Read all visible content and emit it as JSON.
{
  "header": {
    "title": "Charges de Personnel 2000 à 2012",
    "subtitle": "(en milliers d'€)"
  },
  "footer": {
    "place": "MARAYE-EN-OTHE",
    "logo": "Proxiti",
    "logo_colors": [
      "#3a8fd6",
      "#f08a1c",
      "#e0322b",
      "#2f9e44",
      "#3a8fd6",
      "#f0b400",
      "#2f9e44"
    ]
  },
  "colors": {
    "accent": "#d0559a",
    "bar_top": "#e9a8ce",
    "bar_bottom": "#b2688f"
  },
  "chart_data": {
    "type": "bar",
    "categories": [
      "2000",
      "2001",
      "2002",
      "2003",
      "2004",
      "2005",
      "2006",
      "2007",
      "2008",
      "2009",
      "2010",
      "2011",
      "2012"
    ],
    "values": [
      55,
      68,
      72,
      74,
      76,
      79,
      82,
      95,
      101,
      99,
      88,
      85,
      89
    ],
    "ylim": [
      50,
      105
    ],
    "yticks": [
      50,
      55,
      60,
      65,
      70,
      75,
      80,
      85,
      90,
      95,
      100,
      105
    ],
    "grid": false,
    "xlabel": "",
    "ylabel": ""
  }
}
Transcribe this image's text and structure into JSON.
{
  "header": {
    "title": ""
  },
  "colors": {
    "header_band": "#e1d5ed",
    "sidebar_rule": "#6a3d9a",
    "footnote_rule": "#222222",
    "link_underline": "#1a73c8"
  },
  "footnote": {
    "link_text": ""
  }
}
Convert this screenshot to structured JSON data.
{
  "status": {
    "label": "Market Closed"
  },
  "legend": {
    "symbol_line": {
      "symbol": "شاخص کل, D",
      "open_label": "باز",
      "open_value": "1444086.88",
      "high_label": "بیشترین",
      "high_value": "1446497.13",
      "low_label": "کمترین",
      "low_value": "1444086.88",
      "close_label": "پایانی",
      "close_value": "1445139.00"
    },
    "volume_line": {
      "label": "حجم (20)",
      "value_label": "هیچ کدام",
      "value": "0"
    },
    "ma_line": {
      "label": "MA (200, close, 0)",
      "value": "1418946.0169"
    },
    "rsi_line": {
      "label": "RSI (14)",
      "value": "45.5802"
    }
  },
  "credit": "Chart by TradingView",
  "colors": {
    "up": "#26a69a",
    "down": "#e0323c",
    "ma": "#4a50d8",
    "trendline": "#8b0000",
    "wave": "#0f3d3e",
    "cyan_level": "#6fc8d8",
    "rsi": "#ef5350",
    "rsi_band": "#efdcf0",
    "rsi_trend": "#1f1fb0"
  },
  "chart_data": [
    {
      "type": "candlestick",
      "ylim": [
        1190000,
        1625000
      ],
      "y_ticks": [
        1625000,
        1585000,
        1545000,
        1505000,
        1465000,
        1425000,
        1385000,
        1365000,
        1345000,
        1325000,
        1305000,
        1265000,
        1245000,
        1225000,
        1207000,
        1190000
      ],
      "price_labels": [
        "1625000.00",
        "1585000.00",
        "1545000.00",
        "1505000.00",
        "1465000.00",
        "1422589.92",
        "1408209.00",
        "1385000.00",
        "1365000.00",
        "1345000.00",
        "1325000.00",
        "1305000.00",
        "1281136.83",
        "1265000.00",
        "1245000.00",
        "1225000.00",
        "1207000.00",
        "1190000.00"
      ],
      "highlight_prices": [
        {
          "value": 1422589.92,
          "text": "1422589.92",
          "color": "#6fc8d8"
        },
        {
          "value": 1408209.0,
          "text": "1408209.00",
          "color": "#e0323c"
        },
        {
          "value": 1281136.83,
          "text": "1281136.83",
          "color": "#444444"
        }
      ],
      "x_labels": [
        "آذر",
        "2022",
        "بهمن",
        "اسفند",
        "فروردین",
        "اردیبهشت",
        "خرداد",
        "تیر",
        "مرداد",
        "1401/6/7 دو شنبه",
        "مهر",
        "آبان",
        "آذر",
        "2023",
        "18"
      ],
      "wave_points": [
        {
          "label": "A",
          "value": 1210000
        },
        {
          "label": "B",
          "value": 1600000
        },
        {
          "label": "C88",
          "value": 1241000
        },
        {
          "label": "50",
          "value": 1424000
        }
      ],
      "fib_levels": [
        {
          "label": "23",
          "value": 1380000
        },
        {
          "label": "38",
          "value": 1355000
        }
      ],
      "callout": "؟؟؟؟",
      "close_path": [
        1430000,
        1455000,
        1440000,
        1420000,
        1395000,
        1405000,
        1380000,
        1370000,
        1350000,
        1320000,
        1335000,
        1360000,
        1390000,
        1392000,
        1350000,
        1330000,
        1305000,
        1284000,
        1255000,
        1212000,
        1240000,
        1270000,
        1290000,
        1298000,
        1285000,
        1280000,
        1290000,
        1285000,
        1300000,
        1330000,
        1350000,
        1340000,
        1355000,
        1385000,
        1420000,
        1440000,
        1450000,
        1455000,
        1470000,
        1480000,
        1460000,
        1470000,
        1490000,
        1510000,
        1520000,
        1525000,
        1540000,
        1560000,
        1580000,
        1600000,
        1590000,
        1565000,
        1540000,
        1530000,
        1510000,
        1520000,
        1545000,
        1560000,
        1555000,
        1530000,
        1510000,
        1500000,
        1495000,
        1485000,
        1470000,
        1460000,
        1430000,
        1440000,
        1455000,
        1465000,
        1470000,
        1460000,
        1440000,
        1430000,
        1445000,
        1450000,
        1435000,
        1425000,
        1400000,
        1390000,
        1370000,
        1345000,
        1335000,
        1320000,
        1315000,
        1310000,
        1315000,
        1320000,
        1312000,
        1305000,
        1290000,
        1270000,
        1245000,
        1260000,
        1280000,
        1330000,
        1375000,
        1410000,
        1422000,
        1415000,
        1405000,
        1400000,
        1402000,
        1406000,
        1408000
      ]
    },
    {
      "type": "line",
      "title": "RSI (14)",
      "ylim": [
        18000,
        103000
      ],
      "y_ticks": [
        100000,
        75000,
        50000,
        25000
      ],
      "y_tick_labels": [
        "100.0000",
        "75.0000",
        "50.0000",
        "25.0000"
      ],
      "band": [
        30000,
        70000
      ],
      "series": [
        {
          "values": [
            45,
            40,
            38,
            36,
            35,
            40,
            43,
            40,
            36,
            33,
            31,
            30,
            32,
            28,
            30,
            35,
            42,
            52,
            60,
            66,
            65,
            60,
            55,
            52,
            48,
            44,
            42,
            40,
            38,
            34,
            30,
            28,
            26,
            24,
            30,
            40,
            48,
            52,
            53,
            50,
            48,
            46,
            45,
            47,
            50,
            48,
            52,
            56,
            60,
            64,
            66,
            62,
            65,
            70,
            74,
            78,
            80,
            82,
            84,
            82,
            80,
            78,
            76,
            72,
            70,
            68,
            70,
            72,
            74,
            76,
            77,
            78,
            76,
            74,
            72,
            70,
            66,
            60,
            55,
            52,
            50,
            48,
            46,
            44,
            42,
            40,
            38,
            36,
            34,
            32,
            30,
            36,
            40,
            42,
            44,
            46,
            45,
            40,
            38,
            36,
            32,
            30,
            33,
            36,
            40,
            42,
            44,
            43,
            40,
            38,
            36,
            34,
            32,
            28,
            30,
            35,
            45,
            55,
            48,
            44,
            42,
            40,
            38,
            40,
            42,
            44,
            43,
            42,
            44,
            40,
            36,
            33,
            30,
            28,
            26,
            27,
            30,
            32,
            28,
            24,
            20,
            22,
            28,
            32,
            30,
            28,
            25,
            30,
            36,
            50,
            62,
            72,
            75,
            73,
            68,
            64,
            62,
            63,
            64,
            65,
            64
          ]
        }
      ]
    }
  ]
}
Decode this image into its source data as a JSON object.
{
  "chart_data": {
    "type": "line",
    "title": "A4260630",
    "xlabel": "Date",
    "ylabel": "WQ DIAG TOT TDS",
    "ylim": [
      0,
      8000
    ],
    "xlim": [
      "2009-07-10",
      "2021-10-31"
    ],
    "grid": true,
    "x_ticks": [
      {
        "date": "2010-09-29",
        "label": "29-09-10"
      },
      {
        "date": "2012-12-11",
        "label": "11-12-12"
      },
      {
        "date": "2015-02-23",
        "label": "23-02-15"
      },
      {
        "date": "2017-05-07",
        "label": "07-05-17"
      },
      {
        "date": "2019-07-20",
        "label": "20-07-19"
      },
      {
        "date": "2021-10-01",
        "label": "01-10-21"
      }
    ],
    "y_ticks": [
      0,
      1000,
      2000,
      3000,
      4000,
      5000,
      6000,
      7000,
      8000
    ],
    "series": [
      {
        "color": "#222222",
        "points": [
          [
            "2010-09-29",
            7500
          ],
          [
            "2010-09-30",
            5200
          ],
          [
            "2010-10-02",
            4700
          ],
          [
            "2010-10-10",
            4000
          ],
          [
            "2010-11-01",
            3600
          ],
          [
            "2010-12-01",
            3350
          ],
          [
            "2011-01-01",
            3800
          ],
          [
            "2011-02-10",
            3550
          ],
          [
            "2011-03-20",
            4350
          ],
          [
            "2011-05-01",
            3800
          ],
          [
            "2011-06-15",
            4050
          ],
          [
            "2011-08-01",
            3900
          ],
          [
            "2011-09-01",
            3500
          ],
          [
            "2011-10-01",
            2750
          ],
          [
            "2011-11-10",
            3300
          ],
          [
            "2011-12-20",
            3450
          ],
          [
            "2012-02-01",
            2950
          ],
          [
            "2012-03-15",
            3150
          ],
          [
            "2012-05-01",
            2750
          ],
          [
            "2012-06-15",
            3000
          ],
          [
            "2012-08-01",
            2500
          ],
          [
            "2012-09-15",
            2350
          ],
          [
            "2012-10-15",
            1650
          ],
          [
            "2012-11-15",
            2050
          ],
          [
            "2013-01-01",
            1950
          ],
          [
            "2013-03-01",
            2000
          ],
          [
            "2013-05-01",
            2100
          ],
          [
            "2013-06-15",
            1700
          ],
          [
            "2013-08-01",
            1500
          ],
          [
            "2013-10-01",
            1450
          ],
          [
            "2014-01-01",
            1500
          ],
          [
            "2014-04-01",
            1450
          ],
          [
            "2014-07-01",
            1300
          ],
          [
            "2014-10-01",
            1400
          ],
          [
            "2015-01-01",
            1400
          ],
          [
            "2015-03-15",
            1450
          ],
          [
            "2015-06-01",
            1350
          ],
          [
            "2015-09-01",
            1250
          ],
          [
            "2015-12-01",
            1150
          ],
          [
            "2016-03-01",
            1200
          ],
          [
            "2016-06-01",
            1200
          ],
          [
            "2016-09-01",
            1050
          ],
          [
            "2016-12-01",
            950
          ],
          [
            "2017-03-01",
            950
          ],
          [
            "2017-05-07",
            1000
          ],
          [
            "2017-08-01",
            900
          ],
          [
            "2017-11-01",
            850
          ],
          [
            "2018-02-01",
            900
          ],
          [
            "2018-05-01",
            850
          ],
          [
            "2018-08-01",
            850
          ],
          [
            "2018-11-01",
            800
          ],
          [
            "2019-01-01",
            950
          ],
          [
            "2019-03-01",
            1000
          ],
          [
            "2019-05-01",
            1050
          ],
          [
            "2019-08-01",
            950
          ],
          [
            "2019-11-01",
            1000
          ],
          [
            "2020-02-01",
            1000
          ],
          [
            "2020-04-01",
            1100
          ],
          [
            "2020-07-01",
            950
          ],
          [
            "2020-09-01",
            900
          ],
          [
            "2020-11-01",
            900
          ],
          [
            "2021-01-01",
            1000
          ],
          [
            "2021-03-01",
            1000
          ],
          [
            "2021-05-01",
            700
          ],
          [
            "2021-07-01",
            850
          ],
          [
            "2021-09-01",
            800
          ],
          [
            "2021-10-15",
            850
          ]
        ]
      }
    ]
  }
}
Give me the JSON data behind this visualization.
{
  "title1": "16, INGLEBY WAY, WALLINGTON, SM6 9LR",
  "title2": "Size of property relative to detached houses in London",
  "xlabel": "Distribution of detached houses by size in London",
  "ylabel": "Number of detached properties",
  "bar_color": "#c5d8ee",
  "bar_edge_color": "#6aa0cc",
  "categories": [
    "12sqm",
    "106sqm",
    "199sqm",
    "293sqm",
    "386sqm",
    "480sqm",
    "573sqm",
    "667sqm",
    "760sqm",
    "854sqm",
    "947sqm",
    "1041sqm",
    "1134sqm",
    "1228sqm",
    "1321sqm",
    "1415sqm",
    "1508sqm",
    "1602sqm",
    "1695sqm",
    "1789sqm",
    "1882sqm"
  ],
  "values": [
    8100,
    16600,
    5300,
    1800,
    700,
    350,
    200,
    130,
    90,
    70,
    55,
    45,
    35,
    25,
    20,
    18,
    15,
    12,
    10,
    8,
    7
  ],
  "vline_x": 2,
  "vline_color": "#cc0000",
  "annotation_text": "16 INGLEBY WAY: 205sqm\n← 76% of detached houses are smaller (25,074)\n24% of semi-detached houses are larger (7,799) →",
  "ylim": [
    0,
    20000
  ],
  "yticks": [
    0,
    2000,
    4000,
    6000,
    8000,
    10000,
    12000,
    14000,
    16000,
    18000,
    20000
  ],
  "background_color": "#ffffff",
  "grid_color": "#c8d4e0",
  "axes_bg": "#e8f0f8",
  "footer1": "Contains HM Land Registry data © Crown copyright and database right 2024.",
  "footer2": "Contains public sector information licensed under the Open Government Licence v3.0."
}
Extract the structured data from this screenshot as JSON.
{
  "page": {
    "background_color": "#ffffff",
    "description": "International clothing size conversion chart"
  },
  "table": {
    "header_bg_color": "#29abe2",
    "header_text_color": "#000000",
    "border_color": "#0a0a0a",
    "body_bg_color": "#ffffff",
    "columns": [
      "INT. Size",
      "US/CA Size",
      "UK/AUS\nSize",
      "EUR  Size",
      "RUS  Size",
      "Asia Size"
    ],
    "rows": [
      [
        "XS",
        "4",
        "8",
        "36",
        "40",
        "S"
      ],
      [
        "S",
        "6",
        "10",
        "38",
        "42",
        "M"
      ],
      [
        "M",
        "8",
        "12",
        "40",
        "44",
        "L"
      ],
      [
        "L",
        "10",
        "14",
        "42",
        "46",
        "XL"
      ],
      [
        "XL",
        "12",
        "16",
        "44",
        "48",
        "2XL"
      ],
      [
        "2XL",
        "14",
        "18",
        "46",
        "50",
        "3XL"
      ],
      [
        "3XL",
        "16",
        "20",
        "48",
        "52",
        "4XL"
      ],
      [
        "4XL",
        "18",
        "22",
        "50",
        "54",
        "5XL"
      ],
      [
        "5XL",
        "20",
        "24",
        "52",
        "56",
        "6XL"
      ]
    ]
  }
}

··········

* _Short exercise_: Using the records above, pull out each line where the word "xlabel" occurs.

* _Answer to the task_:
    "xlabel": "",
    "xlabel": "Date",
  "xlabel": "Distribution of detached houses by size in London",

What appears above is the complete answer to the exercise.